> _Exercise instructions_
Carry none of the pictures over; write out the complete data exactly.

> _Dataset excerpts_
- - -

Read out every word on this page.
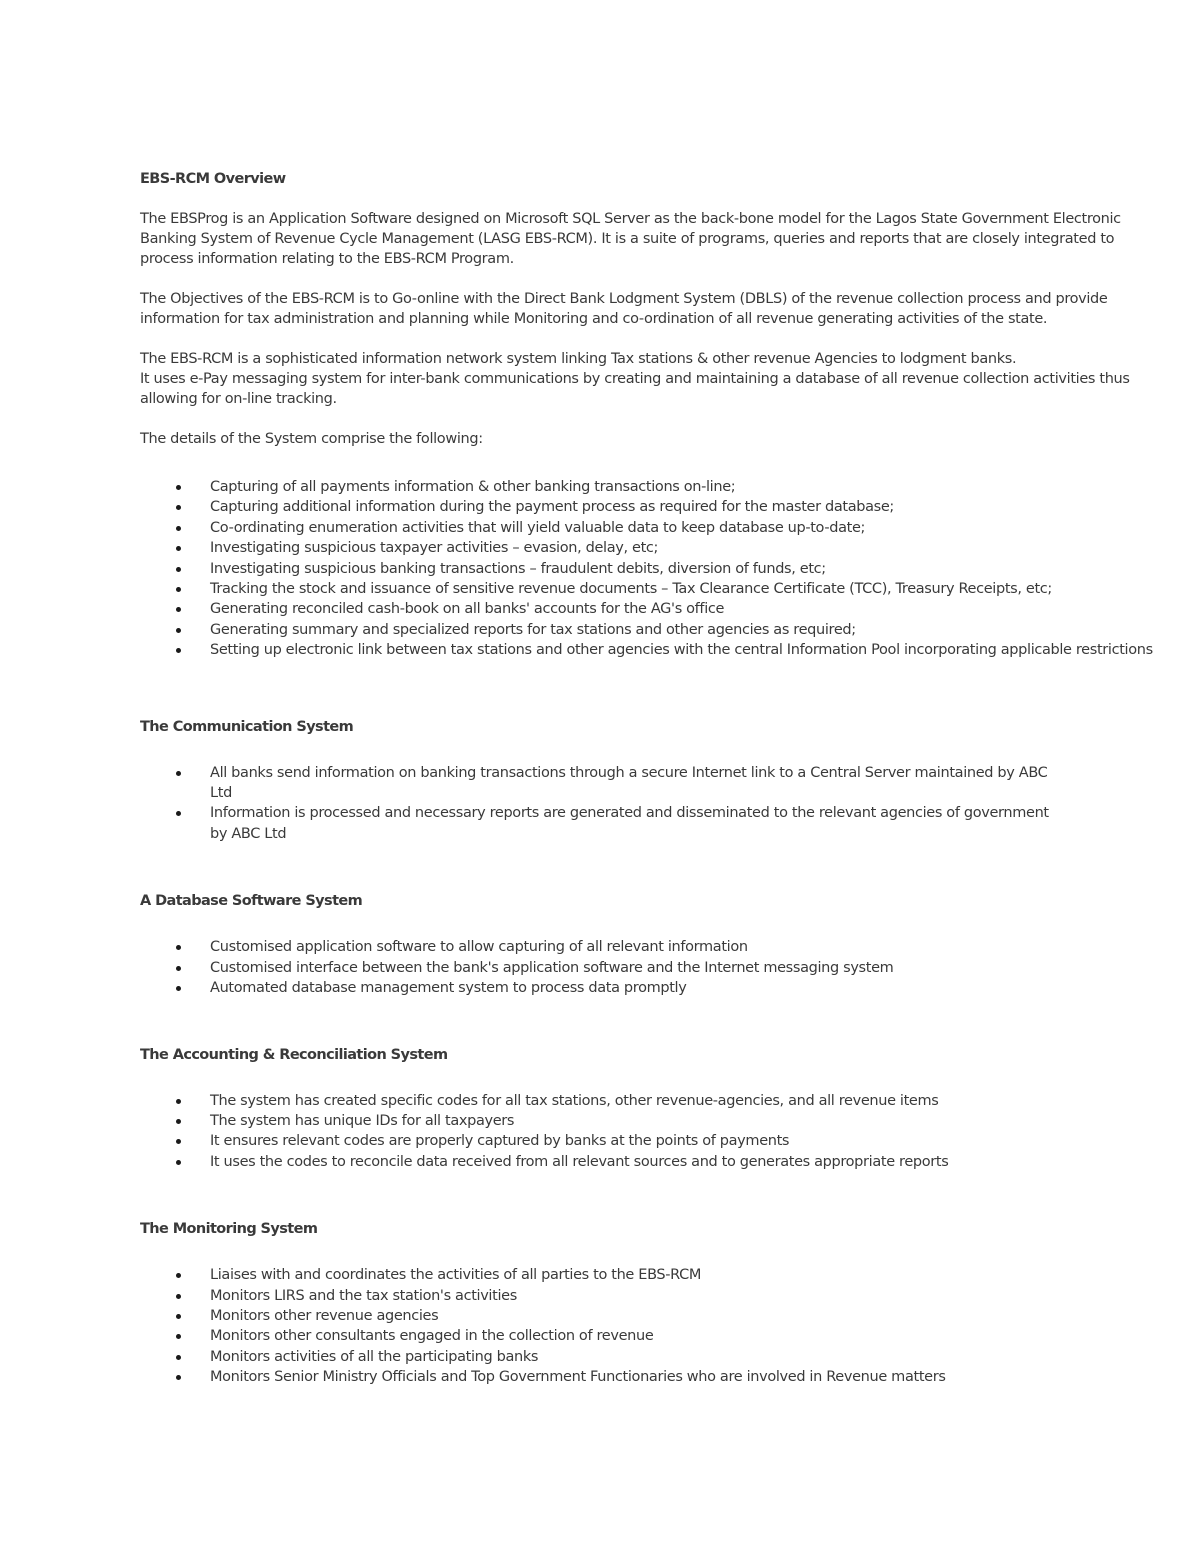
EBS-RCM Overview

The EBSProg is an Application Software designed on Microsoft SQL Server as the back-bone model for the Lagos State Government Electronic
Banking System of Revenue Cycle Management (LASG EBS-RCM). It is a suite of programs, queries and reports that are closely integrated to
process information relating to the EBS-RCM Program.

The Objectives of the EBS-RCM is to Go-online with the Direct Bank Lodgment System (DBLS) of the revenue collection process and provide
information for tax administration and planning while Monitoring and co-ordination of all revenue generating activities of the state.

The EBS-RCM is a sophisticated information network system linking Tax stations & other revenue Agencies to lodgment banks.
It uses e-Pay messaging system for inter-bank communications by creating and maintaining a database of all revenue collection activities thus
allowing for on-line tracking.

The details of the System comprise the following:

Capturing of all payments information & other banking transactions on-line;
Capturing additional information during the payment process as required for the master database;
Co-ordinating enumeration activities that will yield valuable data to keep database up-to-date;
Investigating suspicious taxpayer activities – evasion, delay, etc;
Investigating suspicious banking transactions – fraudulent debits, diversion of funds, etc;
Tracking the stock and issuance of sensitive revenue documents – Tax Clearance Certificate (TCC), Treasury Receipts, etc;
Generating reconciled cash-book on all banks' accounts for the AG's office
Generating summary and specialized reports for tax stations and other agencies as required;
Setting up electronic link between tax stations and other agencies with the central Information Pool incorporating applicable restrictions
The Communication System
All banks send information on banking transactions through a secure Internet link to a Central Server maintained by ABC Ltd
Information is processed and necessary reports are generated and disseminated to the relevant agencies of government by ABC Ltd
A Database Software System
Customised application software to allow capturing of all relevant information
Customised interface between the bank's application software and the Internet messaging system
Automated database management system to process data promptly
The Accounting & Reconciliation System
The system has created specific codes for all tax stations, other revenue-agencies, and all revenue items
The system has unique IDs for all taxpayers
It ensures relevant codes are properly captured by banks at the points of payments
It uses the codes to reconcile data received from all relevant sources and to generates appropriate reports
The Monitoring System
Liaises with and coordinates the activities of all parties to the EBS-RCM
Monitors LIRS and the tax station's activities
Monitors other revenue agencies
Monitors other consultants engaged in the collection of revenue
Monitors activities of all the participating banks
Monitors Senior Ministry Officials and Top Government Functionaries who are involved in Revenue matters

- - -

> _Result below_
Read out every word on this page.
EBS-RCM Overview

The EBSProg is an Application Software designed on Microsoft SQL Server as the back-bone model for the Lagos State Government Electronic
Banking System of Revenue Cycle Management (LASG EBS-RCM). It is a suite of programs, queries and reports that are closely integrated to
process information relating to the EBS-RCM Program.

The Objectives of the EBS-RCM is to Go-online with the Direct Bank Lodgment System (DBLS) of the revenue collection process and provide
information for tax administration and planning while Monitoring and co-ordination of all revenue generating activities of the state.

The EBS-RCM is a sophisticated information network system linking Tax stations & other revenue Agencies to lodgment banks.
It uses e-Pay messaging system for inter-bank communications by creating and maintaining a database of all revenue collection activities thus
allowing for on-line tracking.

The details of the System comprise the following:

Capturing of all payments information & other banking transactions on-line;
Capturing additional information during the payment process as required for the master database;
Co-ordinating enumeration activities that will yield valuable data to keep database up-to-date;
Investigating suspicious taxpayer activities – evasion, delay, etc;
Investigating suspicious banking transactions – fraudulent debits, diversion of funds, etc;
Tracking the stock and issuance of sensitive revenue documents – Tax Clearance Certificate (TCC), Treasury Receipts, etc;
Generating reconciled cash-book on all banks' accounts for the AG's office
Generating summary and specialized reports for tax stations and other agencies as required;
Setting up electronic link between tax stations and other agencies with the central Information Pool incorporating applicable restrictions
The Communication System
All banks send information on banking transactions through a secure Internet link to a Central Server maintained by ABC Ltd
Information is processed and necessary reports are generated and disseminated to the relevant agencies of government by ABC Ltd
A Database Software System
Customised application software to allow capturing of all relevant information
Customised interface between the bank's application software and the Internet messaging system
Automated database management system to process data promptly
The Accounting & Reconciliation System
The system has created specific codes for all tax stations, other revenue-agencies, and all revenue items
The system has unique IDs for all taxpayers
It ensures relevant codes are properly captured by banks at the points of payments
It uses the codes to reconcile data received from all relevant sources and to generates appropriate reports
The Monitoring System
Liaises with and coordinates the activities of all parties to the EBS-RCM
Monitors LIRS and the tax station's activities
Monitors other revenue agencies
Monitors other consultants engaged in the collection of revenue
Monitors activities of all the participating banks
Monitors Senior Ministry Officials and Top Government Functionaries who are involved in Revenue matters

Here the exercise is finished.